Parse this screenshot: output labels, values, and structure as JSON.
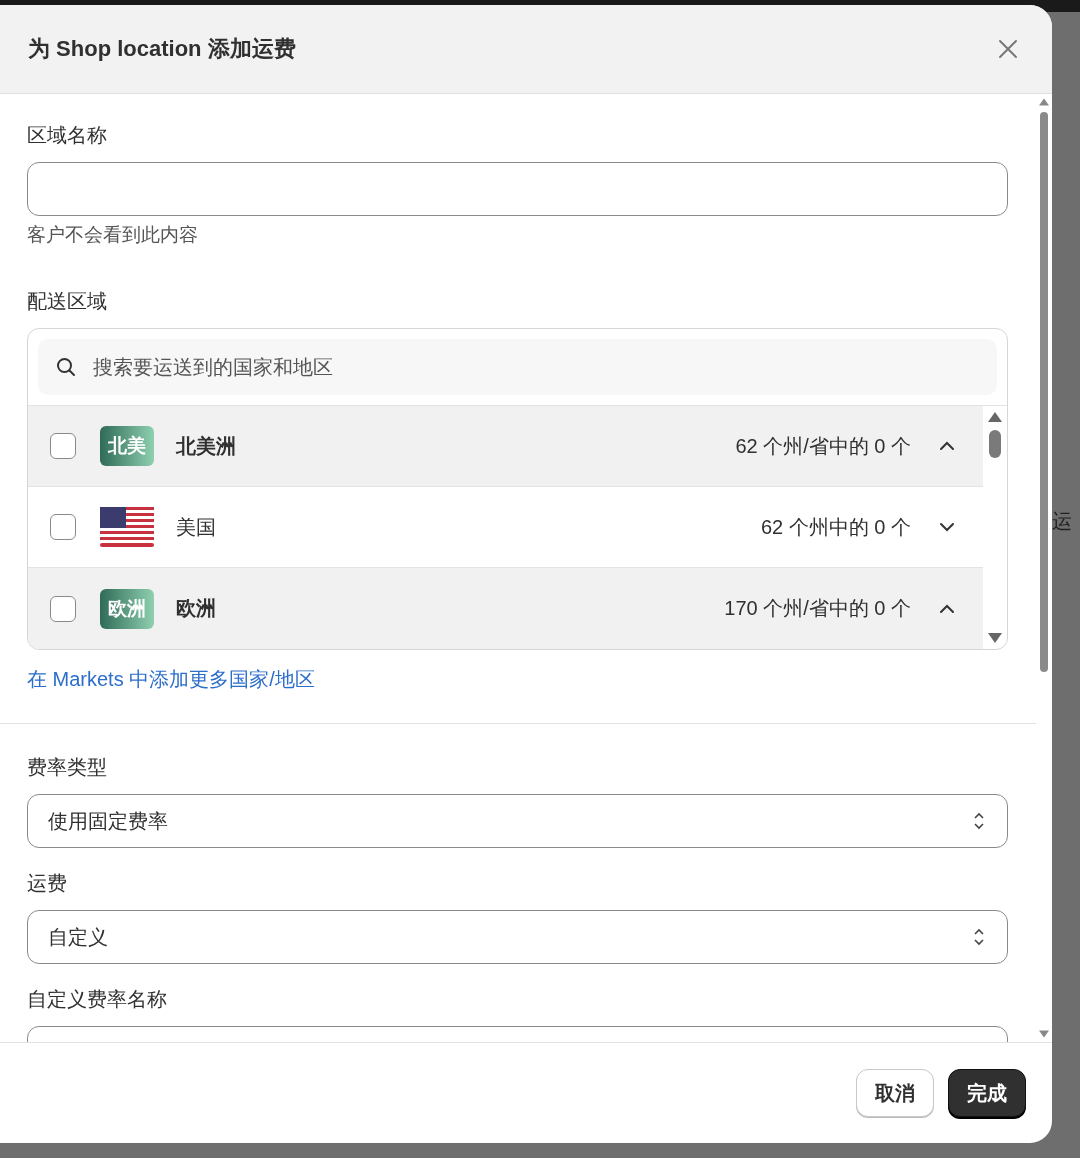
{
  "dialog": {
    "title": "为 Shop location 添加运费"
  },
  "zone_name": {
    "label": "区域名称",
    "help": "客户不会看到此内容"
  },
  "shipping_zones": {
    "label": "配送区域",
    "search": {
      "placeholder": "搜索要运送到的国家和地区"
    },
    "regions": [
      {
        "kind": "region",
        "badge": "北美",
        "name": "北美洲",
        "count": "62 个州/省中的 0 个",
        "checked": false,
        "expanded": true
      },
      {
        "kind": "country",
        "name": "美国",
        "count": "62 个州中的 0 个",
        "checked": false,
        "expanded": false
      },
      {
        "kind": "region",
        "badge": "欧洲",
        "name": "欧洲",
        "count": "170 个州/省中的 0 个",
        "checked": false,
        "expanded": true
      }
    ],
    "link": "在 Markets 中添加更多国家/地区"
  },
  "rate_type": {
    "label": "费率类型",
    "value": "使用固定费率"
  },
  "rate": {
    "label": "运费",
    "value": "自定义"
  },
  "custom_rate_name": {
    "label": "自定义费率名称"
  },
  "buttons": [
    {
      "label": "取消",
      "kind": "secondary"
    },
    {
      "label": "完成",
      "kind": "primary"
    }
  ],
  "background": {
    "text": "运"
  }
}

------------------------------

Task instructions. Your copy should hold every record word for word and none of the pictures.

Expected answer.
Parse this screenshot: output labels, values, and structure as JSON.
{
  "dialog": {
    "title": "为 Shop location 添加运费"
  },
  "zone_name": {
    "label": "区域名称",
    "help": "客户不会看到此内容"
  },
  "shipping_zones": {
    "label": "配送区域",
    "search": {
      "placeholder": "搜索要运送到的国家和地区"
    },
    "regions": [
      {
        "kind": "region",
        "badge": "北美",
        "name": "北美洲",
        "count": "62 个州/省中的 0 个",
        "checked": false,
        "expanded": true
      },
      {
        "kind": "country",
        "name": "美国",
        "count": "62 个州中的 0 个",
        "checked": false,
        "expanded": false
      },
      {
        "kind": "region",
        "badge": "欧洲",
        "name": "欧洲",
        "count": "170 个州/省中的 0 个",
        "checked": false,
        "expanded": true
      }
    ],
    "link": "在 Markets 中添加更多国家/地区"
  },
  "rate_type": {
    "label": "费率类型",
    "value": "使用固定费率"
  },
  "rate": {
    "label": "运费",
    "value": "自定义"
  },
  "custom_rate_name": {
    "label": "自定义费率名称"
  },
  "buttons": [
    {
      "label": "取消",
      "kind": "secondary"
    },
    {
      "label": "完成",
      "kind": "primary"
    }
  ],
  "background": {
    "text": "运"
  }
}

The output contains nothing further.